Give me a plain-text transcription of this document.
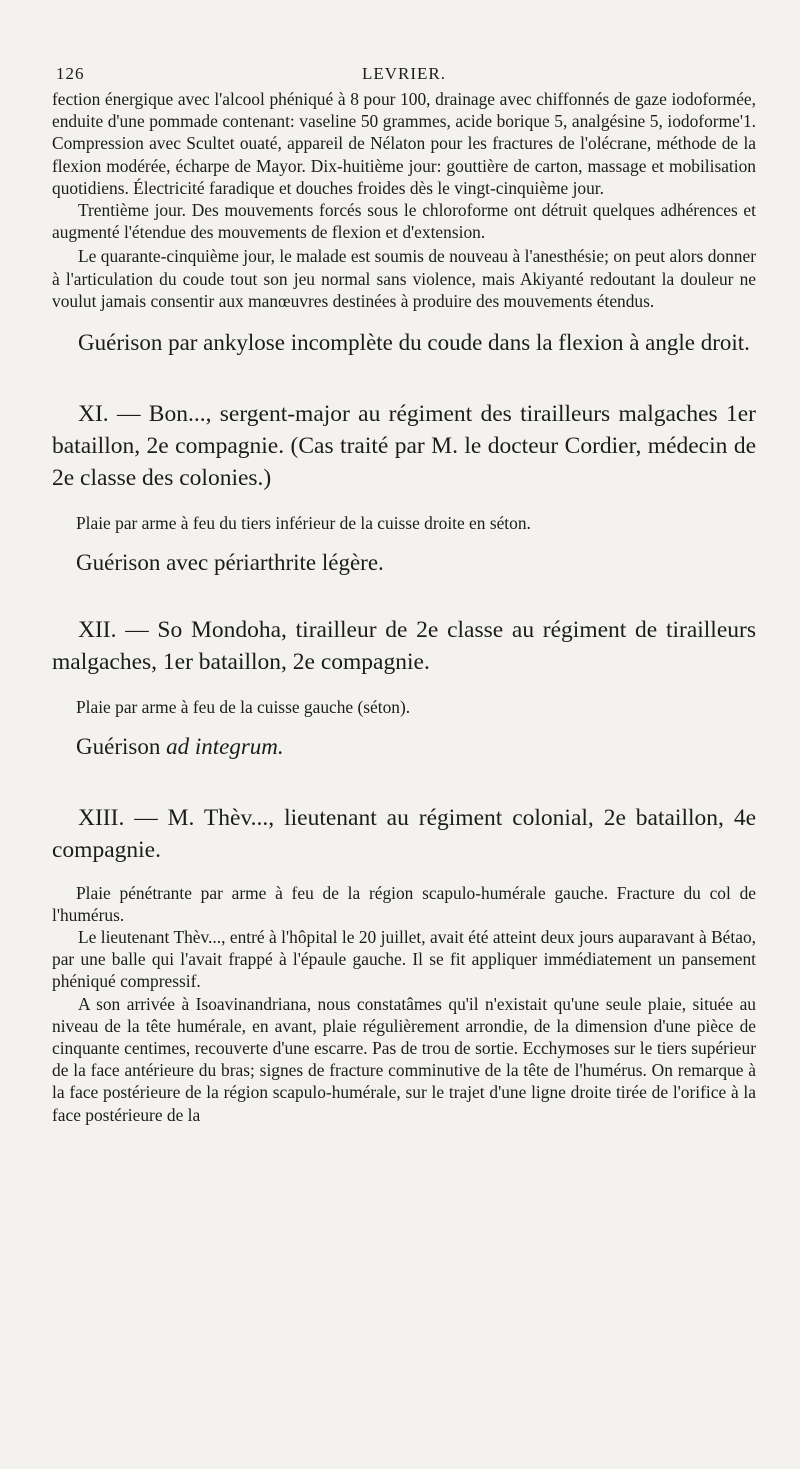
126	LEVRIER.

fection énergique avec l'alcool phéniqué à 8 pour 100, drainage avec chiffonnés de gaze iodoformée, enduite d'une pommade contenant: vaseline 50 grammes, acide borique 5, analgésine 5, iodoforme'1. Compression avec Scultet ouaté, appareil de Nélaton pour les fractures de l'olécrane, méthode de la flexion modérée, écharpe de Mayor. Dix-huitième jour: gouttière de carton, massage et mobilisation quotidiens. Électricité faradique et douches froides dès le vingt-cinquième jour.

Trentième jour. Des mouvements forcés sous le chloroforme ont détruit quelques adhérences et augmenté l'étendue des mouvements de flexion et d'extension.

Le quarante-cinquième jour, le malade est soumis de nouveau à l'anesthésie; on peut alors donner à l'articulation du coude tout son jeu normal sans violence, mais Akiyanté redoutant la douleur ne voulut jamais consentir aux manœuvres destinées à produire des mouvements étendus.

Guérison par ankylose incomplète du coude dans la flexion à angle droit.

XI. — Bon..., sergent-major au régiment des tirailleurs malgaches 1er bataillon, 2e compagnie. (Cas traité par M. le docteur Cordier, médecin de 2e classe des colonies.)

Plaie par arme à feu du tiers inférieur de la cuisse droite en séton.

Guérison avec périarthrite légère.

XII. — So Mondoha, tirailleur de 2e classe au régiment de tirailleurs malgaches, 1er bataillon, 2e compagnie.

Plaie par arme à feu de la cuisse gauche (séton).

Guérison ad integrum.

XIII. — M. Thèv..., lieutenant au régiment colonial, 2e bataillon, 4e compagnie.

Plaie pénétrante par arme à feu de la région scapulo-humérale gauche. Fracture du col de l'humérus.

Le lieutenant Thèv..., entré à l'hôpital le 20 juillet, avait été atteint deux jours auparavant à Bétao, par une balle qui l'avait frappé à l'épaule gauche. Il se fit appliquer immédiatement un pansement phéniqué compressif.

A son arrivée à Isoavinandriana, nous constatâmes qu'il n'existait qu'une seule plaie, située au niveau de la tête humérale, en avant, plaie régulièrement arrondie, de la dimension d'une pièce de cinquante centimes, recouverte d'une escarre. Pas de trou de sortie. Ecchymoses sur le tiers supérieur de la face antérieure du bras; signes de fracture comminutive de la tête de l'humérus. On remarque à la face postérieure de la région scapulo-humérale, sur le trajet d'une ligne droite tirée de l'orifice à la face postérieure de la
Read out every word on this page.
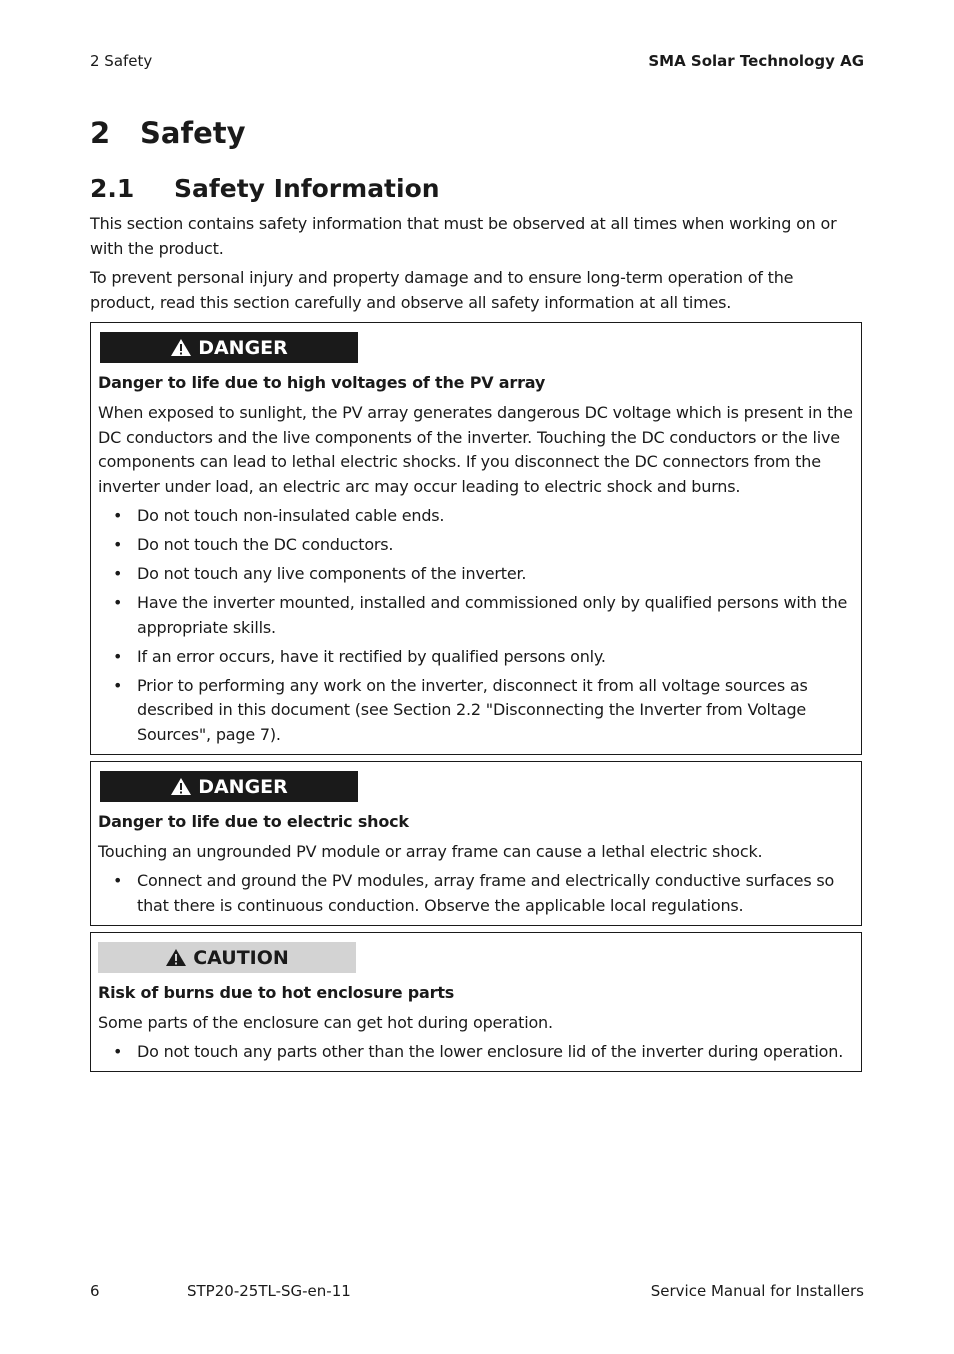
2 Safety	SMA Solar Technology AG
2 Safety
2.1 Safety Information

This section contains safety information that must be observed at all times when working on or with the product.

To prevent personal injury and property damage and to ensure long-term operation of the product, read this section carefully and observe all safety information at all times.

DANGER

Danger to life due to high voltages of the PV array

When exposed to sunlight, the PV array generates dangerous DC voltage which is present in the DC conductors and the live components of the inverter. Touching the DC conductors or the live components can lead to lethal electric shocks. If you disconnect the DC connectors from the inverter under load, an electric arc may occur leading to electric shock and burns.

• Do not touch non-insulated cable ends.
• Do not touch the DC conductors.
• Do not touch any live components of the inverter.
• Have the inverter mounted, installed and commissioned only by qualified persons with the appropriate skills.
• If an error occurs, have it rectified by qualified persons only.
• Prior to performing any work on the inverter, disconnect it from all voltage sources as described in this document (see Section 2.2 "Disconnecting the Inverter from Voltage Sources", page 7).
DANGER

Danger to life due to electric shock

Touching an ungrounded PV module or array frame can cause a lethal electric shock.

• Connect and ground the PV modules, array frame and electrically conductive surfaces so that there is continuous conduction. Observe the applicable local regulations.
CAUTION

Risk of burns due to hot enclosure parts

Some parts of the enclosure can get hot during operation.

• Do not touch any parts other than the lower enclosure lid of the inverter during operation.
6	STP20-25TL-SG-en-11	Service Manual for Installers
§
- _EXERCISE REQUIREMENTS_
Return the material word for word. Pictures are not part of the copy.

- _RESULT FOR THIS EXERCISE_
Give me a plain-text transcription of this document.
126	LEVRIER.

fection énergique avec l'alcool phéniqué à 8 pour 100, drainage avec chiffonnés de gaze iodoformée, enduite d'une pommade contenant: vaseline 50 grammes, acide borique 5, analgésine 5, iodoforme'1. Compression avec Scultet ouaté, appareil de Nélaton pour les fractures de l'olécrane, méthode de la flexion modérée, écharpe de Mayor. Dix-huitième jour: gouttière de carton, massage et mobilisation quotidiens. Électricité faradique et douches froides dès le vingt-cinquième jour.

Trentième jour. Des mouvements forcés sous le chloroforme ont détruit quelques adhérences et augmenté l'étendue des mouvements de flexion et d'extension.

Le quarante-cinquième jour, le malade est soumis de nouveau à l'anesthésie; on peut alors donner à l'articulation du coude tout son jeu normal sans violence, mais Akiyanté redoutant la douleur ne voulut jamais consentir aux manœuvres destinées à produire des mouvements étendus.

Guérison par ankylose incomplète du coude dans la flexion à angle droit.

XI. — Bon..., sergent-major au régiment des tirailleurs malgaches 1er bataillon, 2e compagnie. (Cas traité par M. le docteur Cordier, médecin de 2e classe des colonies.)

Plaie par arme à feu du tiers inférieur de la cuisse droite en séton.

Guérison avec périarthrite légère.

XII. — So Mondoha, tirailleur de 2e classe au régiment de tirailleurs malgaches, 1er bataillon, 2e compagnie.

Plaie par arme à feu de la cuisse gauche (séton).

Guérison ad integrum.

XIII. — M. Thèv..., lieutenant au régiment colonial, 2e bataillon, 4e compagnie.

Plaie pénétrante par arme à feu de la région scapulo-humérale gauche. Fracture du col de l'humérus.

Le lieutenant Thèv..., entré à l'hôpital le 20 juillet, avait été atteint deux jours auparavant à Bétao, par une balle qui l'avait frappé à l'épaule gauche. Il se fit appliquer immédiatement un pansement phéniqué compressif.

A son arrivée à Isoavinandriana, nous constatâmes qu'il n'existait qu'une seule plaie, située au niveau de la tête humérale, en avant, plaie régulièrement arrondie, de la dimension d'une pièce de cinquante centimes, recouverte d'une escarre. Pas de trou de sortie. Ecchymoses sur le tiers supérieur de la face antérieure du bras; signes de fracture comminutive de la tête de l'humérus. On remarque à la face postérieure de la région scapulo-humérale, sur le trajet d'une ligne droite tirée de l'orifice à la face postérieure de la
Read out every word on this page.
2 Safety	SMA Solar Technology AG
2 Safety
2.1 Safety Information

This section contains safety information that must be observed at all times when working on or with the product.

To prevent personal injury and property damage and to ensure long-term operation of the product, read this section carefully and observe all safety information at all times.

DANGER

Danger to life due to high voltages of the PV array

When exposed to sunlight, the PV array generates dangerous DC voltage which is present in the DC conductors and the live components of the inverter. Touching the DC conductors or the live components can lead to lethal electric shocks. If you disconnect the DC connectors from the inverter under load, an electric arc may occur leading to electric shock and burns.

• Do not touch non-insulated cable ends.
• Do not touch the DC conductors.
• Do not touch any live components of the inverter.
• Have the inverter mounted, installed and commissioned only by qualified persons with the appropriate skills.
• If an error occurs, have it rectified by qualified persons only.
• Prior to performing any work on the inverter, disconnect it from all voltage sources as described in this document (see Section 2.2 "Disconnecting the Inverter from Voltage Sources", page 7).
DANGER

Danger to life due to electric shock

Touching an ungrounded PV module or array frame can cause a lethal electric shock.

• Connect and ground the PV modules, array frame and electrically conductive surfaces so that there is continuous conduction. Observe the applicable local regulations.
CAUTION

Risk of burns due to hot enclosure parts

Some parts of the enclosure can get hot during operation.

• Do not touch any parts other than the lower enclosure lid of the inverter during operation.
6	STP20-25TL-SG-en-11	Service Manual for Installers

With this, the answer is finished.